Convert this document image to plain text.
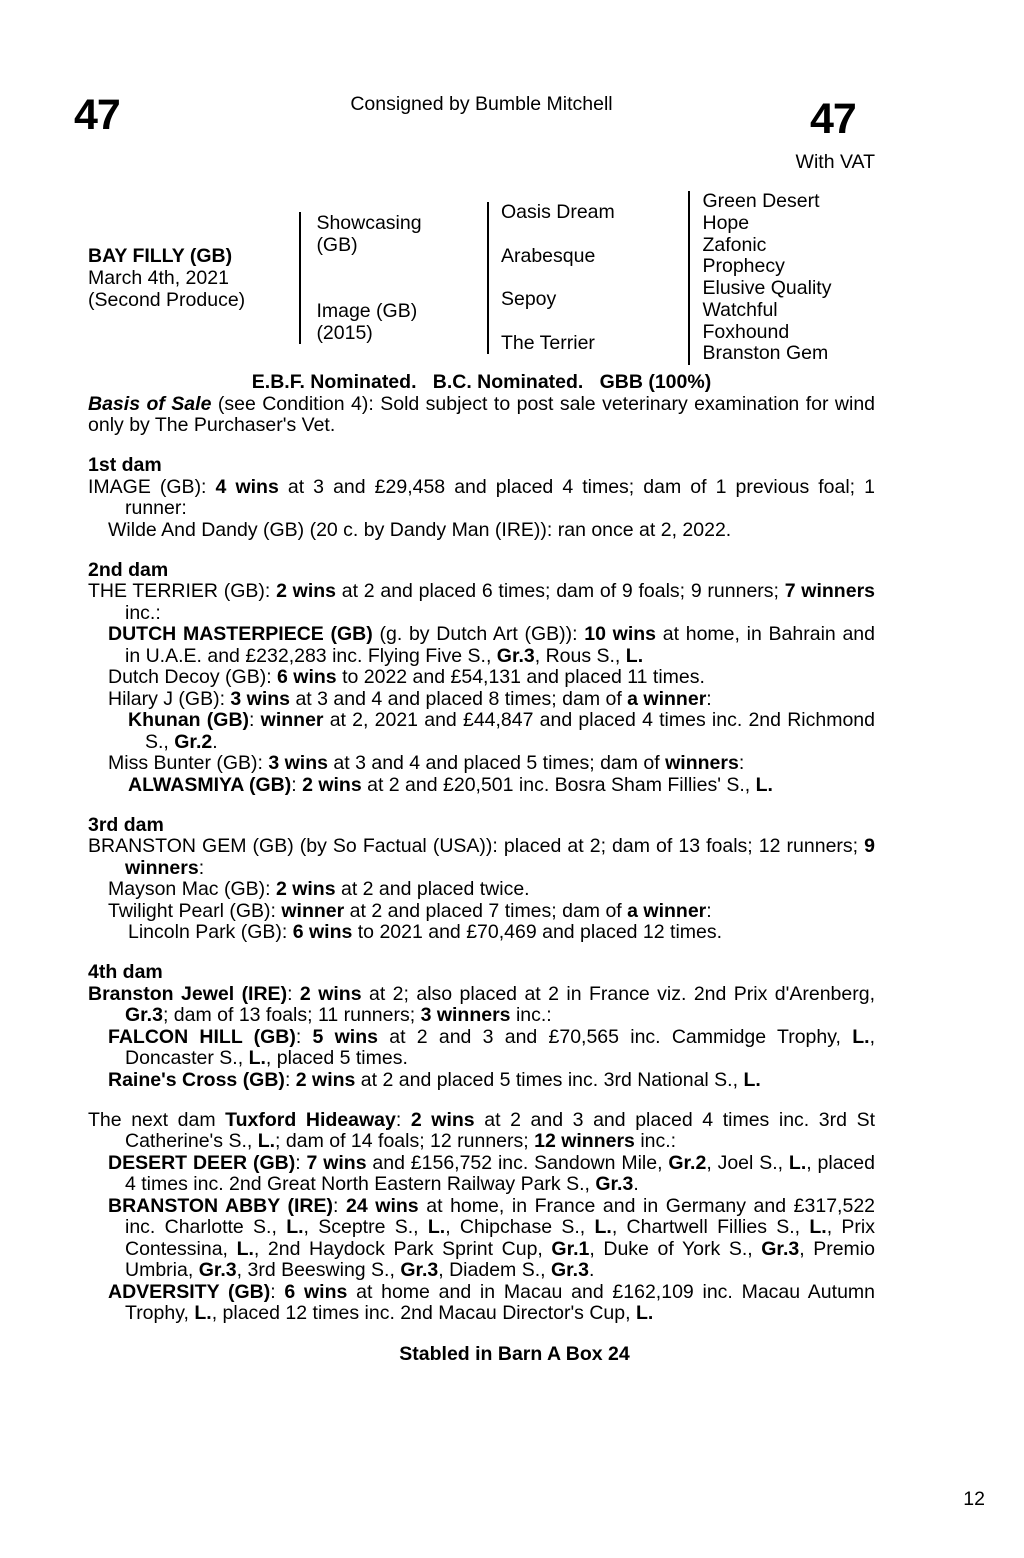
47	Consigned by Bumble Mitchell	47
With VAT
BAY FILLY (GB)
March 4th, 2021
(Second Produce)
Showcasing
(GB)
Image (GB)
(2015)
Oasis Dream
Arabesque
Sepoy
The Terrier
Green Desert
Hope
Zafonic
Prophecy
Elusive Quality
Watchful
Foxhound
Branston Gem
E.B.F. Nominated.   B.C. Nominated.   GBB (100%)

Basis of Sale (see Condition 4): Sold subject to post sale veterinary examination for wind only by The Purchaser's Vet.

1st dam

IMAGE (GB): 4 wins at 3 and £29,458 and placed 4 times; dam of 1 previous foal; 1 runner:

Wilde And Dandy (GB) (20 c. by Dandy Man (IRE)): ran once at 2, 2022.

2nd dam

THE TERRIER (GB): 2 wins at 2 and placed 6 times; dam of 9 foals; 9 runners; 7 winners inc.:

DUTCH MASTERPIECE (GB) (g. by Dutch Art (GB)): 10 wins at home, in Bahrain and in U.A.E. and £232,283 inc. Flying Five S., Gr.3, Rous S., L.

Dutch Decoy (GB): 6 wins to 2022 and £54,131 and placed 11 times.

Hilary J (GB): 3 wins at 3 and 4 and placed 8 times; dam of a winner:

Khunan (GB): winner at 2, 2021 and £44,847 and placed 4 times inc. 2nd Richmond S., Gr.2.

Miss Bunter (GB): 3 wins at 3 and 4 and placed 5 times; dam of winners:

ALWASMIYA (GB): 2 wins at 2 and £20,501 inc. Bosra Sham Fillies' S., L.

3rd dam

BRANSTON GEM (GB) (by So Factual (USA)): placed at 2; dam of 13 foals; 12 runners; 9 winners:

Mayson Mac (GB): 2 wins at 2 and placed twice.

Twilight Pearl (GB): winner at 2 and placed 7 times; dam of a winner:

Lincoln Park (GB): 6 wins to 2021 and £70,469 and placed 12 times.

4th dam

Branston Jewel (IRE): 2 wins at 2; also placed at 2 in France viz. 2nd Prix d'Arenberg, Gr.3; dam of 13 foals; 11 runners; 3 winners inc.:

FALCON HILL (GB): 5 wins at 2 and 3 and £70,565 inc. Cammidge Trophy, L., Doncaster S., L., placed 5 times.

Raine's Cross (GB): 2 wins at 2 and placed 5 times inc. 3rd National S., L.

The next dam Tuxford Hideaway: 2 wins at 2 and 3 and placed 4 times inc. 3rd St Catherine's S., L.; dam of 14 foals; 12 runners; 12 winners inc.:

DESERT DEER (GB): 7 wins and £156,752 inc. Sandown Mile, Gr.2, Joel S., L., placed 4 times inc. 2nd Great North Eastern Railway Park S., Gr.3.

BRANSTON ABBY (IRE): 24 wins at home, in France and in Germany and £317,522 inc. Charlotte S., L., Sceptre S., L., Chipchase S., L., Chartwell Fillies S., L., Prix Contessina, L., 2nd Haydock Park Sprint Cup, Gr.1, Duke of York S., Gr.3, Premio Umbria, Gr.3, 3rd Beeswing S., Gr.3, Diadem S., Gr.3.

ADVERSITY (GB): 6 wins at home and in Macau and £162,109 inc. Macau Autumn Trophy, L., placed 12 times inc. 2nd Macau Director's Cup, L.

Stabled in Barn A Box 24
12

_Problem to work on_: Scan the listing above. Collect all lines with the word "foals".

_Response for this exercise_:
THE TERRIER (GB): 2 wins at 2 and placed 6 times; dam of 9 foals; 9 runners; 7 winners inc.:
BRANSTON GEM (GB) (by So Factual (USA)): placed at 2; dam of 13 foals; 12 runners; 9 winners:
Branston Jewel (IRE): 2 wins at 2; also placed at 2 in France viz. 2nd Prix d'Arenberg, Gr.3; dam of 13 foals; 11 runners; 3 winners inc.:
The next dam Tuxford Hideaway: 2 wins at 2 and 3 and placed 4 times inc. 3rd St Catherine's S., L.; dam of 14 foals; 12 runners; 12 winners inc.:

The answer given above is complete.